> **Task goal**
Transcribe every line of the records below exactly as they appear, but omit the pictures from your answer.

> **Data provided**
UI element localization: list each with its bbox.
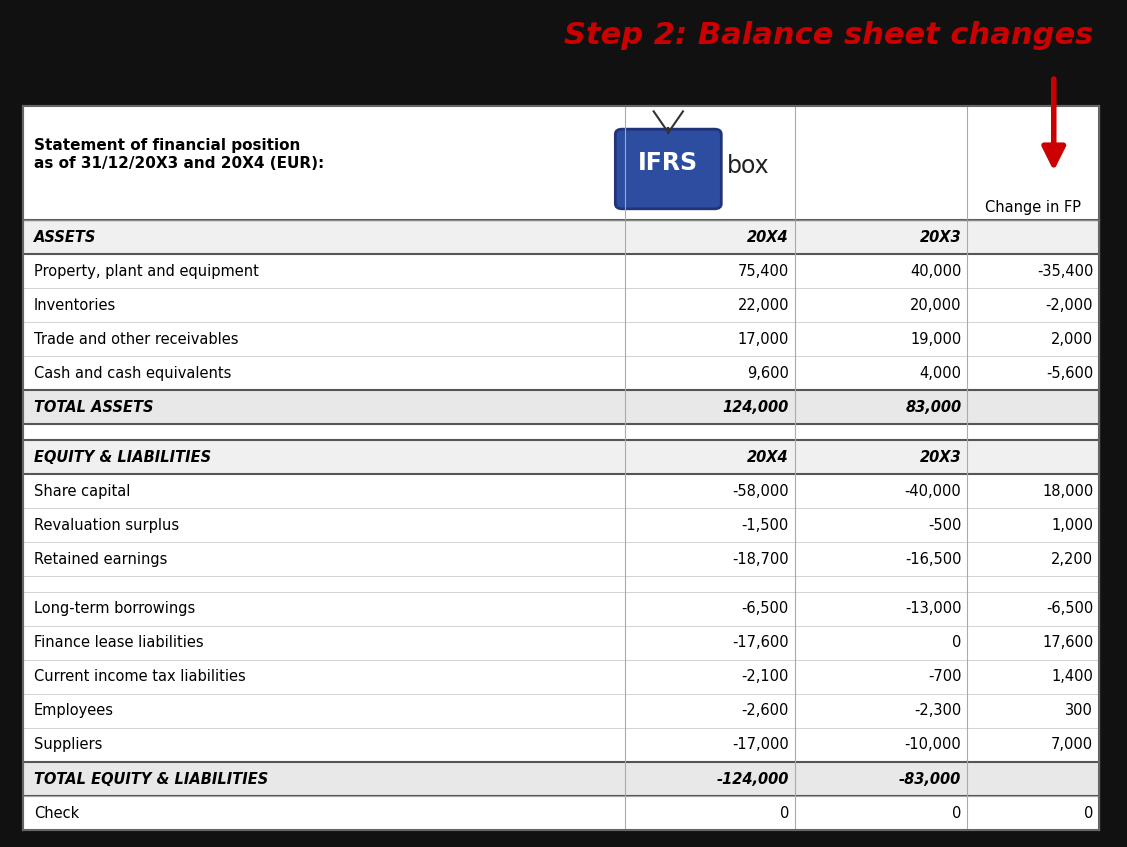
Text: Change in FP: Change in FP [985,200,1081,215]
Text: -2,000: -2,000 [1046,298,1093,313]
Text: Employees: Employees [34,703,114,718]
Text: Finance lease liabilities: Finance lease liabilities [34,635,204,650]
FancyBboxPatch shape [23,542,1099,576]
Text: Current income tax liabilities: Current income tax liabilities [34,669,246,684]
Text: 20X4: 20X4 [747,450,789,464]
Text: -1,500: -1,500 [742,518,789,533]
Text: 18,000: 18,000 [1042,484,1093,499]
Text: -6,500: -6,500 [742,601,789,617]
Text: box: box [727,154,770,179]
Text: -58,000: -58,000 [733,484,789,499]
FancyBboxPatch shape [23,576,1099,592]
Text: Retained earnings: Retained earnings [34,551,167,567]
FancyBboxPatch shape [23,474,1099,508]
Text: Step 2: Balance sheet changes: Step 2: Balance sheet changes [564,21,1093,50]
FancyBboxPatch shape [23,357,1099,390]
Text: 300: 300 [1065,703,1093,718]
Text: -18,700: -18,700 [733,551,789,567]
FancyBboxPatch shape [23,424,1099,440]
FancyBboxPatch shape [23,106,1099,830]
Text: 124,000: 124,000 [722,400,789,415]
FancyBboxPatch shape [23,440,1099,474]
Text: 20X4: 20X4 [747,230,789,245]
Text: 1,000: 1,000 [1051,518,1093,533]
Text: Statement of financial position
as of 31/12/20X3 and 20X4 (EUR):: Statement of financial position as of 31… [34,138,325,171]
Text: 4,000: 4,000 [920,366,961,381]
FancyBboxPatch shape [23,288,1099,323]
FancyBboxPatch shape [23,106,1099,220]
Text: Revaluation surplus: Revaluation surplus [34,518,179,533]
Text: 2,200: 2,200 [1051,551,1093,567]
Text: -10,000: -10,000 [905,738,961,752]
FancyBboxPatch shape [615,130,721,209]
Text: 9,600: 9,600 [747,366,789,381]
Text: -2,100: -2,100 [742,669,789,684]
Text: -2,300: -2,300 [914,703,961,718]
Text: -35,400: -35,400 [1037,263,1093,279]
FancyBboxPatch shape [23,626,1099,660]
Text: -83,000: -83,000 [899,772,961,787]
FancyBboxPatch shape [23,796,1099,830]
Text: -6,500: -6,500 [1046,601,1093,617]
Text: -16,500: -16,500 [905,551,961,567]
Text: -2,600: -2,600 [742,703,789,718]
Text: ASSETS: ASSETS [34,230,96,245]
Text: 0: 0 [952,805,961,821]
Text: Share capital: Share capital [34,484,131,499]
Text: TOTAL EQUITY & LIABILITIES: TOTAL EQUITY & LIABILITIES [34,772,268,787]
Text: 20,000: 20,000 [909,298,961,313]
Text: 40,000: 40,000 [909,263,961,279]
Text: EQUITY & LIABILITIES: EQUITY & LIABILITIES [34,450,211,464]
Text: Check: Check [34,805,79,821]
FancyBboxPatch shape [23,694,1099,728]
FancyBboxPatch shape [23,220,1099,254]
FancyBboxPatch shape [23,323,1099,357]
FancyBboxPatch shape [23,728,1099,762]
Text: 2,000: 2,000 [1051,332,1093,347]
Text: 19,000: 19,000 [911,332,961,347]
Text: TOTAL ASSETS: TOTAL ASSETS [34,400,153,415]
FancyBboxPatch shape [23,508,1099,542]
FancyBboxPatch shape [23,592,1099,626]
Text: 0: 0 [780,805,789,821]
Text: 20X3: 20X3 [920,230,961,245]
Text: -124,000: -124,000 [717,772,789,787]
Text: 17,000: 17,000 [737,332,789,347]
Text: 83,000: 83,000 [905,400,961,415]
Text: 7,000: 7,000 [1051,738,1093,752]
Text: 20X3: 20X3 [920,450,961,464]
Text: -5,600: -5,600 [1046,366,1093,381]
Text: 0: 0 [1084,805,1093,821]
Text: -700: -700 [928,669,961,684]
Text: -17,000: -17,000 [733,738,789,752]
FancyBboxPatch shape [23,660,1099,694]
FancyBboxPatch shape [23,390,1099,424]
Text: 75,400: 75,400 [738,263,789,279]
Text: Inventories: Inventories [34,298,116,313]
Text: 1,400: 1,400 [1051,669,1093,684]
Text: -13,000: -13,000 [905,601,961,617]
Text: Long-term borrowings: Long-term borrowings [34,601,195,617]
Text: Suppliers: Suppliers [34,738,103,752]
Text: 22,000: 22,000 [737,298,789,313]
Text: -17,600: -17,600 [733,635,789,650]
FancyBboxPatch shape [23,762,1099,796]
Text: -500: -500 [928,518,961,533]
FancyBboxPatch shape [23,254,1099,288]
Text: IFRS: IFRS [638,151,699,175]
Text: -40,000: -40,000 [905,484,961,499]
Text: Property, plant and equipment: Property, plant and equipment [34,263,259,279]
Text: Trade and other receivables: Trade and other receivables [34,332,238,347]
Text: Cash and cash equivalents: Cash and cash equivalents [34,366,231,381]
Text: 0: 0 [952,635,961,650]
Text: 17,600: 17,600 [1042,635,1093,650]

> **Finished task**
UI element localization: list each with its bbox.
Text: Change in FP: Change in FP [985,200,1081,215]
Text: -2,000: -2,000 [1046,298,1093,313]
Text: Employees: Employees [34,703,114,718]
Text: Finance lease liabilities: Finance lease liabilities [34,635,204,650]
FancyBboxPatch shape [23,542,1099,576]
Text: Current income tax liabilities: Current income tax liabilities [34,669,246,684]
Text: 20X4: 20X4 [747,450,789,464]
Text: -1,500: -1,500 [742,518,789,533]
Text: 18,000: 18,000 [1042,484,1093,499]
Text: -6,500: -6,500 [742,601,789,617]
Text: box: box [727,154,770,179]
Text: -58,000: -58,000 [733,484,789,499]
FancyBboxPatch shape [23,576,1099,592]
Text: Retained earnings: Retained earnings [34,551,167,567]
FancyBboxPatch shape [23,474,1099,508]
Text: Step 2: Balance sheet changes: Step 2: Balance sheet changes [564,21,1093,50]
FancyBboxPatch shape [23,357,1099,390]
Text: 300: 300 [1065,703,1093,718]
Text: -18,700: -18,700 [733,551,789,567]
FancyBboxPatch shape [23,424,1099,440]
FancyBboxPatch shape [23,106,1099,830]
Text: 124,000: 124,000 [722,400,789,415]
FancyBboxPatch shape [23,440,1099,474]
Text: 20X4: 20X4 [747,230,789,245]
Text: 1,000: 1,000 [1051,518,1093,533]
Text: Statement of financial position
as of 31/12/20X3 and 20X4 (EUR):: Statement of financial position as of 31… [34,138,325,171]
Text: 4,000: 4,000 [920,366,961,381]
FancyBboxPatch shape [23,288,1099,323]
FancyBboxPatch shape [23,106,1099,220]
Text: Revaluation surplus: Revaluation surplus [34,518,179,533]
Text: 2,200: 2,200 [1051,551,1093,567]
Text: -10,000: -10,000 [905,738,961,752]
FancyBboxPatch shape [615,130,721,209]
Text: 9,600: 9,600 [747,366,789,381]
Text: -2,100: -2,100 [742,669,789,684]
Text: -2,300: -2,300 [914,703,961,718]
Text: -35,400: -35,400 [1037,263,1093,279]
FancyBboxPatch shape [23,626,1099,660]
Text: -83,000: -83,000 [899,772,961,787]
FancyBboxPatch shape [23,796,1099,830]
Text: -6,500: -6,500 [1046,601,1093,617]
Text: -16,500: -16,500 [905,551,961,567]
Text: -2,600: -2,600 [742,703,789,718]
Text: ASSETS: ASSETS [34,230,96,245]
Text: 0: 0 [952,805,961,821]
Text: Share capital: Share capital [34,484,131,499]
Text: TOTAL EQUITY & LIABILITIES: TOTAL EQUITY & LIABILITIES [34,772,268,787]
Text: 20,000: 20,000 [909,298,961,313]
Text: 40,000: 40,000 [909,263,961,279]
Text: EQUITY & LIABILITIES: EQUITY & LIABILITIES [34,450,211,464]
Text: Check: Check [34,805,79,821]
FancyBboxPatch shape [23,694,1099,728]
FancyBboxPatch shape [23,220,1099,254]
FancyBboxPatch shape [23,323,1099,357]
FancyBboxPatch shape [23,728,1099,762]
Text: 2,000: 2,000 [1051,332,1093,347]
Text: 19,000: 19,000 [911,332,961,347]
Text: TOTAL ASSETS: TOTAL ASSETS [34,400,153,415]
FancyBboxPatch shape [23,508,1099,542]
FancyBboxPatch shape [23,592,1099,626]
Text: 0: 0 [780,805,789,821]
Text: 20X3: 20X3 [920,230,961,245]
Text: -124,000: -124,000 [717,772,789,787]
Text: 17,000: 17,000 [737,332,789,347]
Text: 83,000: 83,000 [905,400,961,415]
Text: 7,000: 7,000 [1051,738,1093,752]
Text: 20X3: 20X3 [920,450,961,464]
Text: -5,600: -5,600 [1046,366,1093,381]
Text: 0: 0 [1084,805,1093,821]
Text: -700: -700 [928,669,961,684]
Text: -17,000: -17,000 [733,738,789,752]
FancyBboxPatch shape [23,660,1099,694]
FancyBboxPatch shape [23,390,1099,424]
Text: 75,400: 75,400 [738,263,789,279]
Text: Inventories: Inventories [34,298,116,313]
Text: 1,400: 1,400 [1051,669,1093,684]
Text: -13,000: -13,000 [905,601,961,617]
Text: Long-term borrowings: Long-term borrowings [34,601,195,617]
Text: Suppliers: Suppliers [34,738,103,752]
Text: 22,000: 22,000 [737,298,789,313]
Text: -17,600: -17,600 [733,635,789,650]
FancyBboxPatch shape [23,762,1099,796]
Text: -500: -500 [928,518,961,533]
FancyBboxPatch shape [23,254,1099,288]
Text: IFRS: IFRS [638,151,699,175]
Text: -40,000: -40,000 [905,484,961,499]
Text: Property, plant and equipment: Property, plant and equipment [34,263,259,279]
Text: Trade and other receivables: Trade and other receivables [34,332,238,347]
Text: Cash and cash equivalents: Cash and cash equivalents [34,366,231,381]
Text: 0: 0 [952,635,961,650]
Text: 17,600: 17,600 [1042,635,1093,650]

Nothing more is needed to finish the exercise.